## What is needed
Your task is to copy each line that has the word "Kozí".

## Input data
==============================

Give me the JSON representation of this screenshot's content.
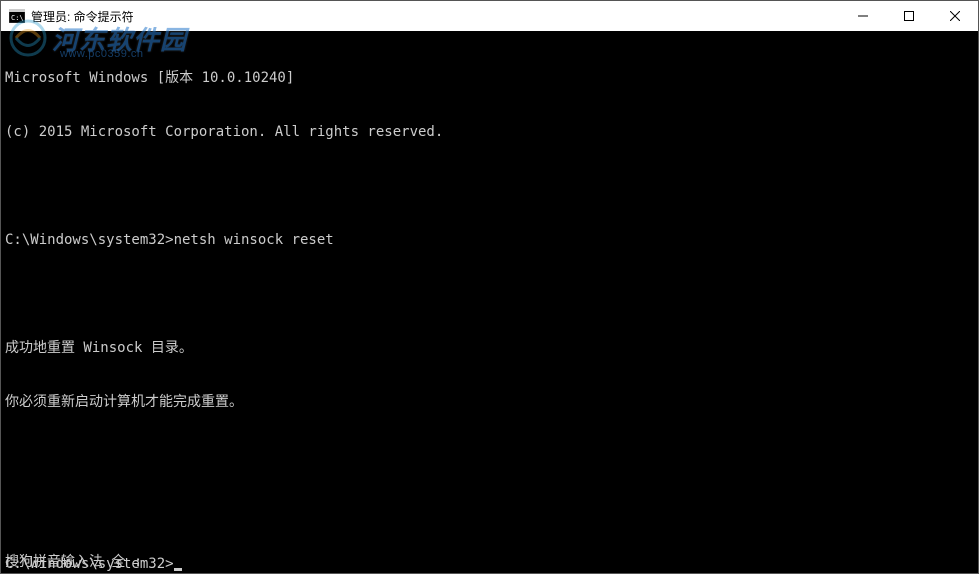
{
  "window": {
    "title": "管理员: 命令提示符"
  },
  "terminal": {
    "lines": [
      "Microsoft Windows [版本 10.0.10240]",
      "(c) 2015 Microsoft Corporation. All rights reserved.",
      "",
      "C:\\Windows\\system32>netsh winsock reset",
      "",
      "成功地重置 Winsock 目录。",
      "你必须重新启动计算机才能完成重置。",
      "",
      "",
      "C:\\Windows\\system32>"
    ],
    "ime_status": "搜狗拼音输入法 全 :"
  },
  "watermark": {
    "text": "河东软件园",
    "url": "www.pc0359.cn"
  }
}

==============================

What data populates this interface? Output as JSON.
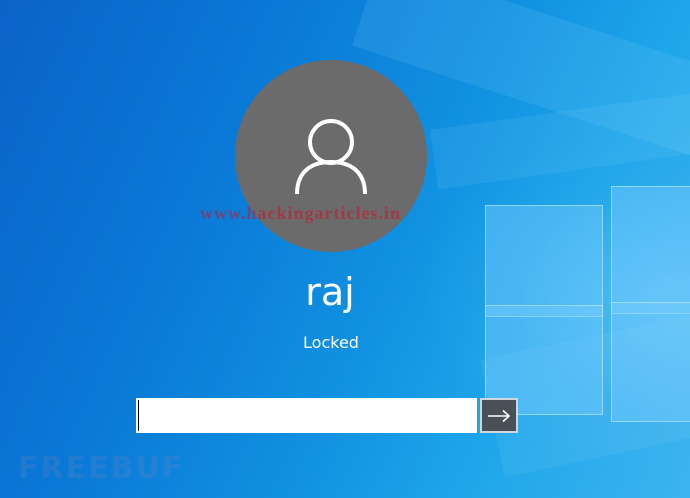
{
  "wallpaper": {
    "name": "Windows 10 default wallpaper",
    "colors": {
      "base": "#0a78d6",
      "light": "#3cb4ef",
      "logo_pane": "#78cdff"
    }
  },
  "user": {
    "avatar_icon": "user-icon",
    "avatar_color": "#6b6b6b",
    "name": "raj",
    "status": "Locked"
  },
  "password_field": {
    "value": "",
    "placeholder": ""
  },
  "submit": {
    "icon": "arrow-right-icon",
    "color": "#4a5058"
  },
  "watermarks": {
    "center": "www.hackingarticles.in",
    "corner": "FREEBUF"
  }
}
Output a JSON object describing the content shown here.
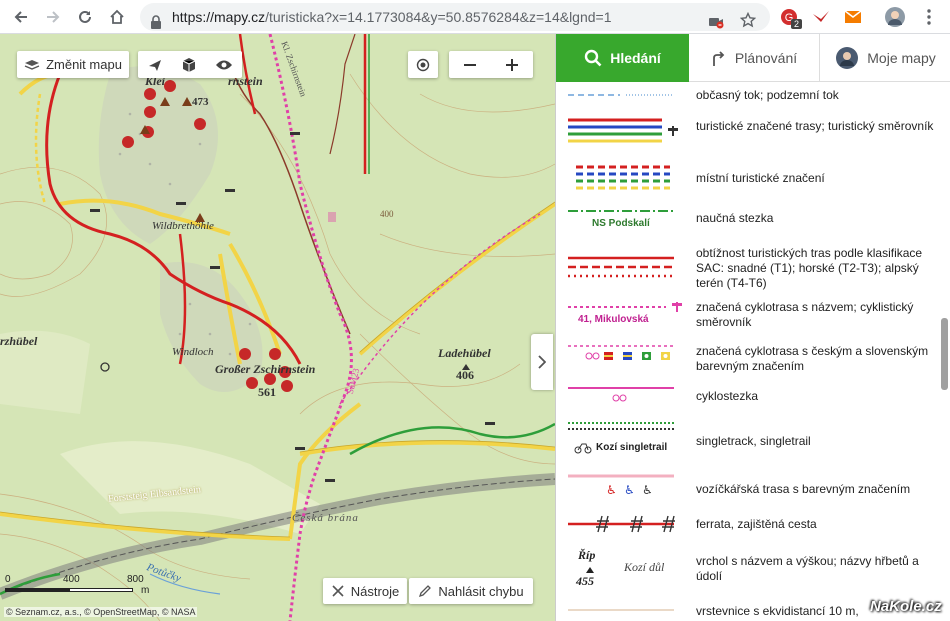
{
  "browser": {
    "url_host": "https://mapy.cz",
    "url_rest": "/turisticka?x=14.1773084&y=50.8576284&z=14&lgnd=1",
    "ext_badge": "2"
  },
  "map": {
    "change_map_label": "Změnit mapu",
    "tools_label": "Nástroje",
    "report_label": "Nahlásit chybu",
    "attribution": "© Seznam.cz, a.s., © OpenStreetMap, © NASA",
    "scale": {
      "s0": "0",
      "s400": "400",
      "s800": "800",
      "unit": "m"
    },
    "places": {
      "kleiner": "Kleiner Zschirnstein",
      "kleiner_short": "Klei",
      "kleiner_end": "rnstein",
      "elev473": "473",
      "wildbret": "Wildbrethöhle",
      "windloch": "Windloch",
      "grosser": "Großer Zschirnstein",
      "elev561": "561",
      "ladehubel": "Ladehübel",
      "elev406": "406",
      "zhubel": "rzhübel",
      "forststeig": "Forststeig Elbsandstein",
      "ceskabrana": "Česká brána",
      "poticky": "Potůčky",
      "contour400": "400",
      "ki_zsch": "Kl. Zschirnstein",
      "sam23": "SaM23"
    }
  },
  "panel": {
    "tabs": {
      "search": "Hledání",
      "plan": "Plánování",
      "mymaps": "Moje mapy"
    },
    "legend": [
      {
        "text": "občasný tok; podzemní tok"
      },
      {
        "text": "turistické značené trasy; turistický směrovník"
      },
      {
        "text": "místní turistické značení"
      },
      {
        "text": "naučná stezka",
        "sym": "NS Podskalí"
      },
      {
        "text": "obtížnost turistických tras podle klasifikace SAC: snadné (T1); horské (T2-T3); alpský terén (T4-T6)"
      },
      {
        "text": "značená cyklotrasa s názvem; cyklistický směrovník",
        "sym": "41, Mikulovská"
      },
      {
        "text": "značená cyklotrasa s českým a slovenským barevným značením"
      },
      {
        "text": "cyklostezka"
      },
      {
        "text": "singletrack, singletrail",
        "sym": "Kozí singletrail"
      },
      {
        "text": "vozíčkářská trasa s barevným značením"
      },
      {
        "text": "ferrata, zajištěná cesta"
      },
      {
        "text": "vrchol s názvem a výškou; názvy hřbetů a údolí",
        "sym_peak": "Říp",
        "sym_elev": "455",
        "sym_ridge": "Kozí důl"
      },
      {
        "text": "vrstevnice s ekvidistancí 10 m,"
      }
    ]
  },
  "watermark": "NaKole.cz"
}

==============================

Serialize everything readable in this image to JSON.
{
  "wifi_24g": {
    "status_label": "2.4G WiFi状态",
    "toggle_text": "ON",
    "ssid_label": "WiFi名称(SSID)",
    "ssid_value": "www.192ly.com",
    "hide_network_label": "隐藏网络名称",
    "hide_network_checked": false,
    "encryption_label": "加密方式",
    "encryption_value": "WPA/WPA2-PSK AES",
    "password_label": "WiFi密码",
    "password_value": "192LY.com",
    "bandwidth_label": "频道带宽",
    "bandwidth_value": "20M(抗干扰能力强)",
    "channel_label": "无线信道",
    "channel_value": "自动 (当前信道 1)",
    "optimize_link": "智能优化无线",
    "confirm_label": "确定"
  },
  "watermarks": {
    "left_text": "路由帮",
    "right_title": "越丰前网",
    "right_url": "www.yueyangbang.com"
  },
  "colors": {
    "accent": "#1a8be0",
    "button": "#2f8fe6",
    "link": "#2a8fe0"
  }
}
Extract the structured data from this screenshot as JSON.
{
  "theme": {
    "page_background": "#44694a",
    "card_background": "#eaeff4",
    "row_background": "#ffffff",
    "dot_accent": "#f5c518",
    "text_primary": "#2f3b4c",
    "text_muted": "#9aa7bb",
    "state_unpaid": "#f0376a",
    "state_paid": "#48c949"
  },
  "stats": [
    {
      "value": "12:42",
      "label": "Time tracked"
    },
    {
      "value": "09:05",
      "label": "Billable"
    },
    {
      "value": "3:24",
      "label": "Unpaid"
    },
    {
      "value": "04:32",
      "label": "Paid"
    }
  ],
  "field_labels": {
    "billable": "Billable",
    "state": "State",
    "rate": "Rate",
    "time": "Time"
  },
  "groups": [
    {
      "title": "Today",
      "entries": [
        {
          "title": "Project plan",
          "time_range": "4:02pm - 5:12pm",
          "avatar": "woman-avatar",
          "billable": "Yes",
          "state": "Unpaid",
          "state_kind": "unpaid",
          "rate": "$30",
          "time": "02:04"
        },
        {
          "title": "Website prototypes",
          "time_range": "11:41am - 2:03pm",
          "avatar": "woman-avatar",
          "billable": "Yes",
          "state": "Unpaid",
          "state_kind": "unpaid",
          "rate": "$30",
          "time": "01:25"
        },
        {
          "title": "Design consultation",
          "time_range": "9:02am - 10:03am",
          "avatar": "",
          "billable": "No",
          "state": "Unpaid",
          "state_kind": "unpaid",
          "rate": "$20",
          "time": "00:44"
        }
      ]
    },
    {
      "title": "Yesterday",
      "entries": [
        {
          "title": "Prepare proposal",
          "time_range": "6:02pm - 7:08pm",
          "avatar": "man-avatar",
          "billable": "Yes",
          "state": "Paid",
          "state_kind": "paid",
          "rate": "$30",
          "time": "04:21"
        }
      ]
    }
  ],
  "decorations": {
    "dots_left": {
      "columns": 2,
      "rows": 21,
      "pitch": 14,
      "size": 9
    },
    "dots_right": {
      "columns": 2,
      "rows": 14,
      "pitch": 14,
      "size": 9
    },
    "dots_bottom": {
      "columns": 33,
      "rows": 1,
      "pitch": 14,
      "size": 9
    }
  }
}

==============================

## Solution to the problem
        "sym": "Kozí singletrail"
        "sym_ridge": "Kozí důl"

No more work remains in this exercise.